→ **DIRECTIONS FOR THIS TASK**:
Identify all lines in the listing that include the word "Придонные", and copy them out.

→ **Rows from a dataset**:
-----
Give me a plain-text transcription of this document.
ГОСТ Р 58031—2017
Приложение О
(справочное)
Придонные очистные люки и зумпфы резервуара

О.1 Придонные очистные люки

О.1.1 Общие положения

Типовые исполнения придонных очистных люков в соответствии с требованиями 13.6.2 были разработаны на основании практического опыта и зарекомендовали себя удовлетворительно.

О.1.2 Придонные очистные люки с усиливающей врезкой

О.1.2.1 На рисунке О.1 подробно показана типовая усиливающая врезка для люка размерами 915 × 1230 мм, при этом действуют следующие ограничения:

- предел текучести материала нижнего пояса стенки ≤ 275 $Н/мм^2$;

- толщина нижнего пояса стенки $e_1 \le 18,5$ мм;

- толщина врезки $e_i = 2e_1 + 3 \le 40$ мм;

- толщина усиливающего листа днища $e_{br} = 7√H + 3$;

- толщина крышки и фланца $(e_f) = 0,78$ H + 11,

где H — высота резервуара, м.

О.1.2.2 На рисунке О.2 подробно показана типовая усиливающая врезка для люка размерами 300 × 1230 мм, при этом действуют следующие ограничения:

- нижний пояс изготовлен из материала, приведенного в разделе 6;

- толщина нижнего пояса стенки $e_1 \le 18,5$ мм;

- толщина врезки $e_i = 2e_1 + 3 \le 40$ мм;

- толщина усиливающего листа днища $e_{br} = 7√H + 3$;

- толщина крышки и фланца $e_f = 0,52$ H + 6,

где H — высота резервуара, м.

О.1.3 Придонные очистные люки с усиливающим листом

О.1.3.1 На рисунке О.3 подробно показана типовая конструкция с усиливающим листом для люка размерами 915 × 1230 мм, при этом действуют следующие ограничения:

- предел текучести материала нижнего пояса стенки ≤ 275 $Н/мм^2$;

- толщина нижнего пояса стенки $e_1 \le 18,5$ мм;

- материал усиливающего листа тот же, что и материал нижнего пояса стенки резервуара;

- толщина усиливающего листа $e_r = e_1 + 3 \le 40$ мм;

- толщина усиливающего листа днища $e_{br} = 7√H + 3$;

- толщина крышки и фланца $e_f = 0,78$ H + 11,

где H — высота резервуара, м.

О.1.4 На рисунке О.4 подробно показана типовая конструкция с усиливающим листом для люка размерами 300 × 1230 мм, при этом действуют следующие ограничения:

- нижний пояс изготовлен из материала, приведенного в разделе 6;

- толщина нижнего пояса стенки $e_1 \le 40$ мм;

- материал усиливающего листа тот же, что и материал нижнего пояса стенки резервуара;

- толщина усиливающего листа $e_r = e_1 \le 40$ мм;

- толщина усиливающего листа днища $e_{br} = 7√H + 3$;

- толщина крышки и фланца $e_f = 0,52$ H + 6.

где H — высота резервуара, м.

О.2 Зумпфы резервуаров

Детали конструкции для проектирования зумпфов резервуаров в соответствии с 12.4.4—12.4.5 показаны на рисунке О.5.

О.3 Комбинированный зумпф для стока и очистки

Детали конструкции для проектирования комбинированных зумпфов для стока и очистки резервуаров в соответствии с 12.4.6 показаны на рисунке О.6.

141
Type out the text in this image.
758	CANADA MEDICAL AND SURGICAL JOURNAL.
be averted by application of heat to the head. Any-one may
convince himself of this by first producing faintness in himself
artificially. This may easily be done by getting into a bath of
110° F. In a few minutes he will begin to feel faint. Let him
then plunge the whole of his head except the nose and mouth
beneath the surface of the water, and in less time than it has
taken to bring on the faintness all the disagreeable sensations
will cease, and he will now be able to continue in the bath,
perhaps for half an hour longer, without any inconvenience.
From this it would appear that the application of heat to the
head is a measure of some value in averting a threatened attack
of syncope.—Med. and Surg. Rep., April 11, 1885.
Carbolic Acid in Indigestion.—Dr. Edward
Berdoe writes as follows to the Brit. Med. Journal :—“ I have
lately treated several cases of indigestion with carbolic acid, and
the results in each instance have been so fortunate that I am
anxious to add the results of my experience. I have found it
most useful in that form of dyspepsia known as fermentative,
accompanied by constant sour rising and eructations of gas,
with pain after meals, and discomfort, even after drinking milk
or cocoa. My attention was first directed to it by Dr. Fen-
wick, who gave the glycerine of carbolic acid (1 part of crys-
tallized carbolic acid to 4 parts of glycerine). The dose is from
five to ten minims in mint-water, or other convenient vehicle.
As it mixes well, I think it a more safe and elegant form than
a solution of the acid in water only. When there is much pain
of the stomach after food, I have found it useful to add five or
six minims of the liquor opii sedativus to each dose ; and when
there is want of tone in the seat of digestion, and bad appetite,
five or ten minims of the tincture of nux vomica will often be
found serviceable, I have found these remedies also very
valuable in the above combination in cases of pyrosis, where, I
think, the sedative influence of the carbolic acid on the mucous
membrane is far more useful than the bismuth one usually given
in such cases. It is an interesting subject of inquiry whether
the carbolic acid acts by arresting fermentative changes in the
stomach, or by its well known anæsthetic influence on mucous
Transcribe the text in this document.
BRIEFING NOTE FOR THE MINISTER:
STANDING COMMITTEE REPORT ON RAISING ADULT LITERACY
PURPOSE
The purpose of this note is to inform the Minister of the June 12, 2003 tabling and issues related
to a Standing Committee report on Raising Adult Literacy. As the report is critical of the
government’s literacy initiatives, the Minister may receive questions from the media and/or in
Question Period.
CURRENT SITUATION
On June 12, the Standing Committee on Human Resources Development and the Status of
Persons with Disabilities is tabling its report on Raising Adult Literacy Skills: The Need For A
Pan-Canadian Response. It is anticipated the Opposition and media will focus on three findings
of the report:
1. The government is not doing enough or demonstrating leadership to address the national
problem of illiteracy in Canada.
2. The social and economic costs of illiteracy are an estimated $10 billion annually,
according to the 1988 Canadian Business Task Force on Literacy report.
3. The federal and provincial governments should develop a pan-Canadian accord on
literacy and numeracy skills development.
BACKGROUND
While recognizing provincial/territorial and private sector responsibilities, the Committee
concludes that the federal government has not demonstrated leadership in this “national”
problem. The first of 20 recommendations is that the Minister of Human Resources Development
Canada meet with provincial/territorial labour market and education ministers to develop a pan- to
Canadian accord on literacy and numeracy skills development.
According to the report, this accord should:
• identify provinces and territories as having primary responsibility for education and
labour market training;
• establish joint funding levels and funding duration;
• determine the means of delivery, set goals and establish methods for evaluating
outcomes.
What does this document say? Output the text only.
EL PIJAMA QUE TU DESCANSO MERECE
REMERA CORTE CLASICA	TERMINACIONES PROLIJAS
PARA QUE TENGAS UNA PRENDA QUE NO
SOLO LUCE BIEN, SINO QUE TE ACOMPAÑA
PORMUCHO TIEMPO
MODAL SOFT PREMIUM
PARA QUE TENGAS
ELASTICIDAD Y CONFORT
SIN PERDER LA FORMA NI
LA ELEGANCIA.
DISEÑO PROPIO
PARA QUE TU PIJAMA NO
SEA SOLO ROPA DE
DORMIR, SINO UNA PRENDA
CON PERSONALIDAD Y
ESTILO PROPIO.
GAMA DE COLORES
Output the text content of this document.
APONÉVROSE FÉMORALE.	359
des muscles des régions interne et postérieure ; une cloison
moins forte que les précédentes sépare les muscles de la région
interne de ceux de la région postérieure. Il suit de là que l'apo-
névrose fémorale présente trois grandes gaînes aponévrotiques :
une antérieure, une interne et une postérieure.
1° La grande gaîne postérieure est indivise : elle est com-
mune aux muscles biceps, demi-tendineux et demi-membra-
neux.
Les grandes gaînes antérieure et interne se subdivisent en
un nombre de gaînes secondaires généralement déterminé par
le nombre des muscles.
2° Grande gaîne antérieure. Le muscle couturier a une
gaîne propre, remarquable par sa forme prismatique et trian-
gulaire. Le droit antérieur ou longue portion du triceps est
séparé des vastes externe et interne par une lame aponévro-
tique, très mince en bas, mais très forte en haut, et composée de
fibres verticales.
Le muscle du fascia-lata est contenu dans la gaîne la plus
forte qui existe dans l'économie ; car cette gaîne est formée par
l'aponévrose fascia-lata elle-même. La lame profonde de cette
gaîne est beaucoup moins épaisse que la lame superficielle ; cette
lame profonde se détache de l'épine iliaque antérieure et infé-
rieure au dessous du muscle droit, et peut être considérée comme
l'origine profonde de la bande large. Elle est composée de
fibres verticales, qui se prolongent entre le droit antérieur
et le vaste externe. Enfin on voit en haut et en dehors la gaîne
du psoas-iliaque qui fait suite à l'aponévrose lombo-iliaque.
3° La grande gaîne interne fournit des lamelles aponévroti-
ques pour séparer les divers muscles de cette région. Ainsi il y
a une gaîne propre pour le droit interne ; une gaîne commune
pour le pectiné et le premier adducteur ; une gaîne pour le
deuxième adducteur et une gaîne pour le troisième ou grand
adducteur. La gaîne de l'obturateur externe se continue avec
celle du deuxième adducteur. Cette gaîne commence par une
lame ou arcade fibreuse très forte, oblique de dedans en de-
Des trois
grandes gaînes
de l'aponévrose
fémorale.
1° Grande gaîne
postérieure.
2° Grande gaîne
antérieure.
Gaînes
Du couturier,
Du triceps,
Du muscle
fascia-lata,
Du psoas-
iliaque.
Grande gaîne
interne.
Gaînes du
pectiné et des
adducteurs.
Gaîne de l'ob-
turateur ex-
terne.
-----
→ **FINAL RESULT**:
Придонные очистные люки и зумпфы резервуара
О.1 Придонные очистные люки
О.1.2 Придонные очистные люки с усиливающей врезкой
О.1.3 Придонные очистные люки с усиливающим листом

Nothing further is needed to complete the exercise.